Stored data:

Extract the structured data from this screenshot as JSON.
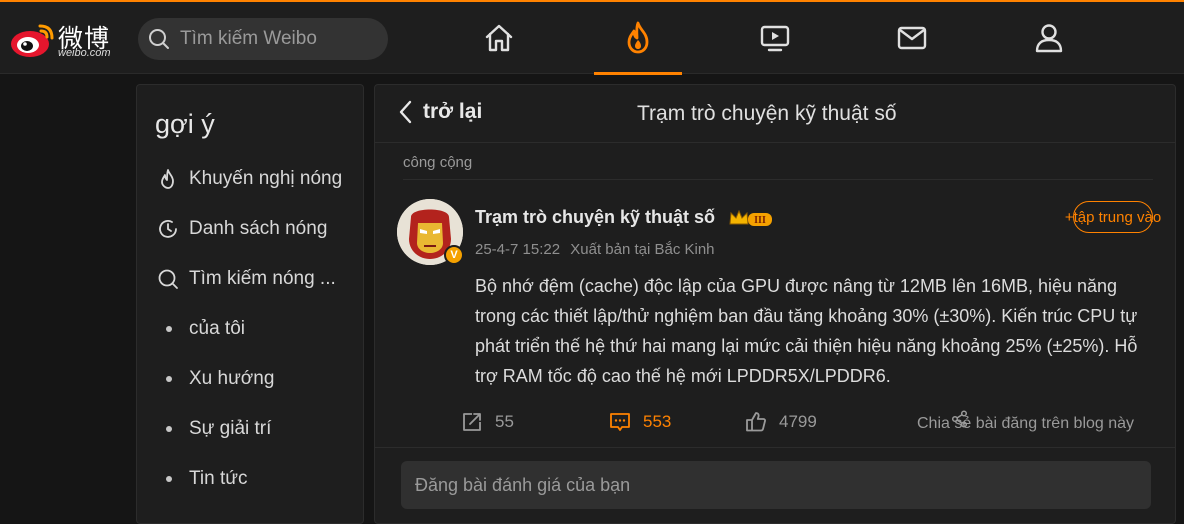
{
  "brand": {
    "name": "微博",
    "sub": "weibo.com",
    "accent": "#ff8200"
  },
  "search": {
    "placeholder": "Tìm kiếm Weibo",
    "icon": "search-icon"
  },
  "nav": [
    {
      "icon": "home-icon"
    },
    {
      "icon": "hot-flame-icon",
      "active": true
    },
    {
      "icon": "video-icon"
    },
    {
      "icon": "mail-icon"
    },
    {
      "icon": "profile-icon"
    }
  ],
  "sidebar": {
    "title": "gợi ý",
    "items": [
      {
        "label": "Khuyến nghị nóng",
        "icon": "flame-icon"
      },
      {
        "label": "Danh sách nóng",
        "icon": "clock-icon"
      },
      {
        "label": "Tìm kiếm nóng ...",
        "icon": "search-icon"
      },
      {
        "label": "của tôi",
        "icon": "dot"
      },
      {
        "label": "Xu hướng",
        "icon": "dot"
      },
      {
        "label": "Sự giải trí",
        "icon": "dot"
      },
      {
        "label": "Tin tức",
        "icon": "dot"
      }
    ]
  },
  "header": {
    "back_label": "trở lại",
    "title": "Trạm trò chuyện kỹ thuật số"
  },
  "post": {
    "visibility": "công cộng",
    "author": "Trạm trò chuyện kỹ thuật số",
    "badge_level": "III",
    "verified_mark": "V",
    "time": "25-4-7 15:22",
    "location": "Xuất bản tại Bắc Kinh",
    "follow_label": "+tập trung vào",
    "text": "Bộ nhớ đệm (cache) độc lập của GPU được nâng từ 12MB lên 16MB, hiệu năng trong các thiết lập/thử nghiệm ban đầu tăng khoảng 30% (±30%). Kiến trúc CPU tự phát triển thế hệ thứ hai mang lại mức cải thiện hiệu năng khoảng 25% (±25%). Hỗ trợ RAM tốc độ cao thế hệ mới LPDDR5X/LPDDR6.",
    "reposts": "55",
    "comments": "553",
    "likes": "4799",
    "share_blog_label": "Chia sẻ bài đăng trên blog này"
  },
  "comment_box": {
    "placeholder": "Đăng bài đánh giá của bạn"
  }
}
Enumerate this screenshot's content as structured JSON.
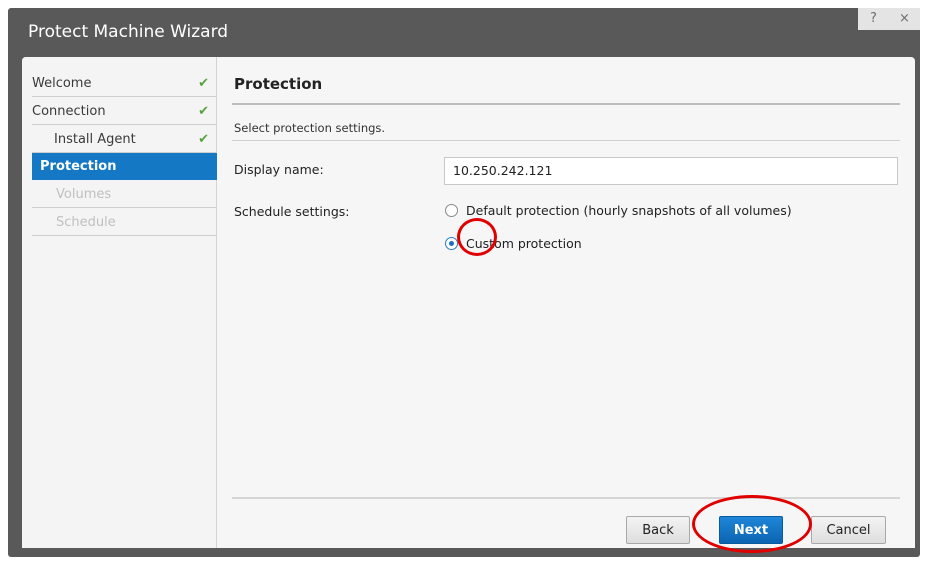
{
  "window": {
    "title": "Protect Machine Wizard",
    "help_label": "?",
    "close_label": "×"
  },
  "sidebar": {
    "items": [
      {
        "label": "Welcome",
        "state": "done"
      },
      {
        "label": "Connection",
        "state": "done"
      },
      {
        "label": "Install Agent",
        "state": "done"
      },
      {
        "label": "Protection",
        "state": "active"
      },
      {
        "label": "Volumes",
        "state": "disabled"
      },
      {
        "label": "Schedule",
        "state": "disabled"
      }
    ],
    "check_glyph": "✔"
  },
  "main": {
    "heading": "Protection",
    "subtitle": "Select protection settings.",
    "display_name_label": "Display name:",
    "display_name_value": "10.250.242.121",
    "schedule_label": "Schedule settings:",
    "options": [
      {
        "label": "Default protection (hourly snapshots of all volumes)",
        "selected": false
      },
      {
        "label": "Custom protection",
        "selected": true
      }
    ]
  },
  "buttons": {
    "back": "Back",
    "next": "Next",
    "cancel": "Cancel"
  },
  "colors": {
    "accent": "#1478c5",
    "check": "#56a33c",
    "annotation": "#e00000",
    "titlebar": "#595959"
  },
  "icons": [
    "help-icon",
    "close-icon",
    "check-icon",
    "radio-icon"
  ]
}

* EXERCISE REQUIREMENTS: Copy every line of the listing where the word "structured" appears.

* EXPECTED ANSWER:
Extract the structured data from this screenshot as JSON.
Enumerate this screenshot's content as structured JSON.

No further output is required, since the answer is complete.